● **The exercise**
Your task is to extract every entry that follows word for word while excluding the pictures.
- - - - -
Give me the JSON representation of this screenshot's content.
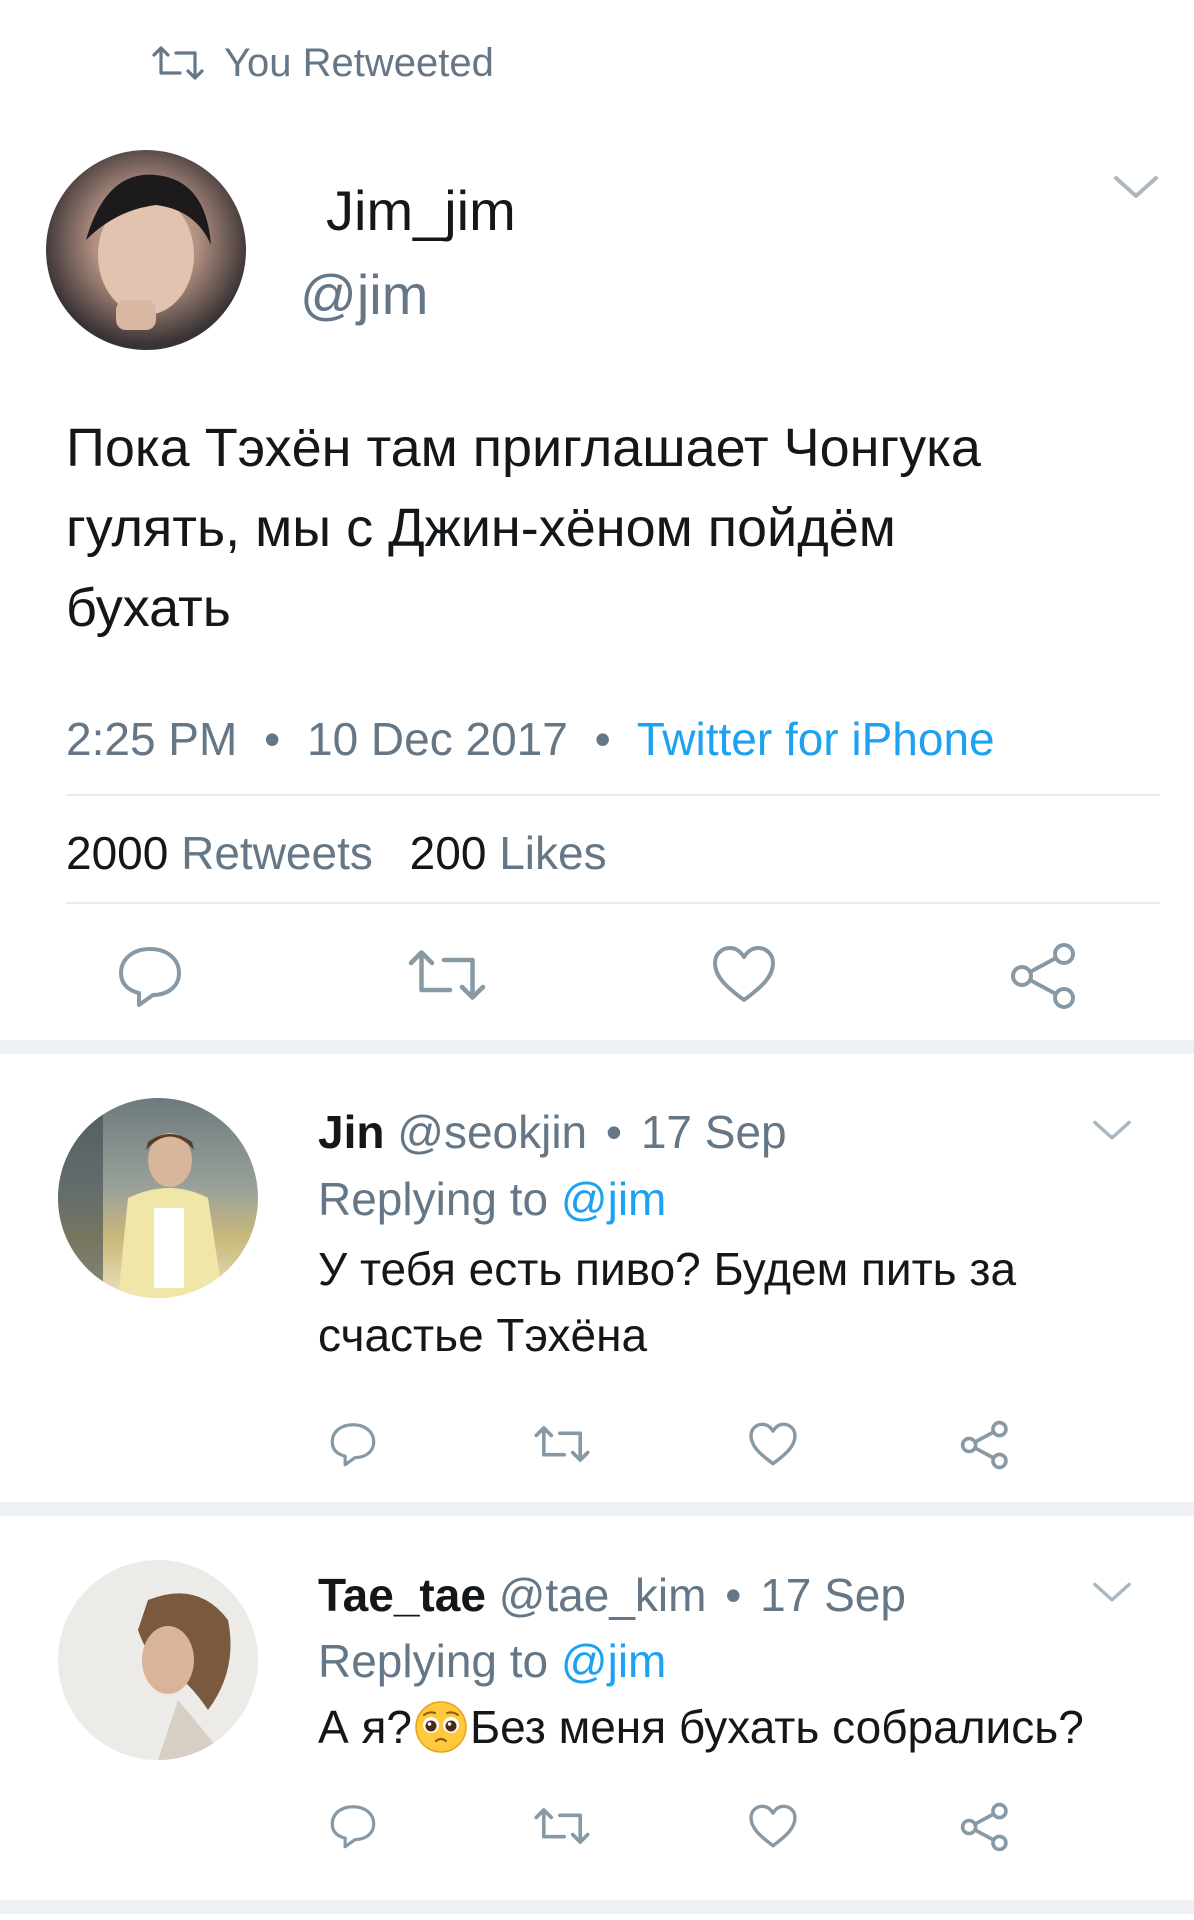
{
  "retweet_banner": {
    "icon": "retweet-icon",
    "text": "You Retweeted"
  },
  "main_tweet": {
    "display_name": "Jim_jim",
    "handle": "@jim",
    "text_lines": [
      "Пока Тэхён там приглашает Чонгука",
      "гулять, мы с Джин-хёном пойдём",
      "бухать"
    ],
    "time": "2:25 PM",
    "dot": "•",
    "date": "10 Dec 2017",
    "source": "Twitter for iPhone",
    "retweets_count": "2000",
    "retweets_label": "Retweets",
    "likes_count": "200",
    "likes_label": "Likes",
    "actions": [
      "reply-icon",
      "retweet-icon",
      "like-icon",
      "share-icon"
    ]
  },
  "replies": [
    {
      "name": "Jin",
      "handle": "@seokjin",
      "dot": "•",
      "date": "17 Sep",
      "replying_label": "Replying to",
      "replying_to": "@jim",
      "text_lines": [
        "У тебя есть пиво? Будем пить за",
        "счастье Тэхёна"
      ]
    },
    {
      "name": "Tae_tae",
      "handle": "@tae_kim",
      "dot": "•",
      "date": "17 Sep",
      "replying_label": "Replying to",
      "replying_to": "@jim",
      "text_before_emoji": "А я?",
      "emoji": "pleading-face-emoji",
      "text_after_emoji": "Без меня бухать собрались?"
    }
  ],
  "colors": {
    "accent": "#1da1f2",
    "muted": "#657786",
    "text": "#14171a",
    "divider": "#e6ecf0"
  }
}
- - - - -
● **Exercise response**
Give me the JSON representation of this screenshot's content.
{
  "retweet_banner": {
    "icon": "retweet-icon",
    "text": "You Retweeted"
  },
  "main_tweet": {
    "display_name": "Jim_jim",
    "handle": "@jim",
    "text_lines": [
      "Пока Тэхён там приглашает Чонгука",
      "гулять, мы с Джин-хёном пойдём",
      "бухать"
    ],
    "time": "2:25 PM",
    "dot": "•",
    "date": "10 Dec 2017",
    "source": "Twitter for iPhone",
    "retweets_count": "2000",
    "retweets_label": "Retweets",
    "likes_count": "200",
    "likes_label": "Likes",
    "actions": [
      "reply-icon",
      "retweet-icon",
      "like-icon",
      "share-icon"
    ]
  },
  "replies": [
    {
      "name": "Jin",
      "handle": "@seokjin",
      "dot": "•",
      "date": "17 Sep",
      "replying_label": "Replying to",
      "replying_to": "@jim",
      "text_lines": [
        "У тебя есть пиво? Будем пить за",
        "счастье Тэхёна"
      ]
    },
    {
      "name": "Tae_tae",
      "handle": "@tae_kim",
      "dot": "•",
      "date": "17 Sep",
      "replying_label": "Replying to",
      "replying_to": "@jim",
      "text_before_emoji": "А я?",
      "emoji": "pleading-face-emoji",
      "text_after_emoji": "Без меня бухать собрались?"
    }
  ],
  "colors": {
    "accent": "#1da1f2",
    "muted": "#657786",
    "text": "#14171a",
    "divider": "#e6ecf0"
  }
}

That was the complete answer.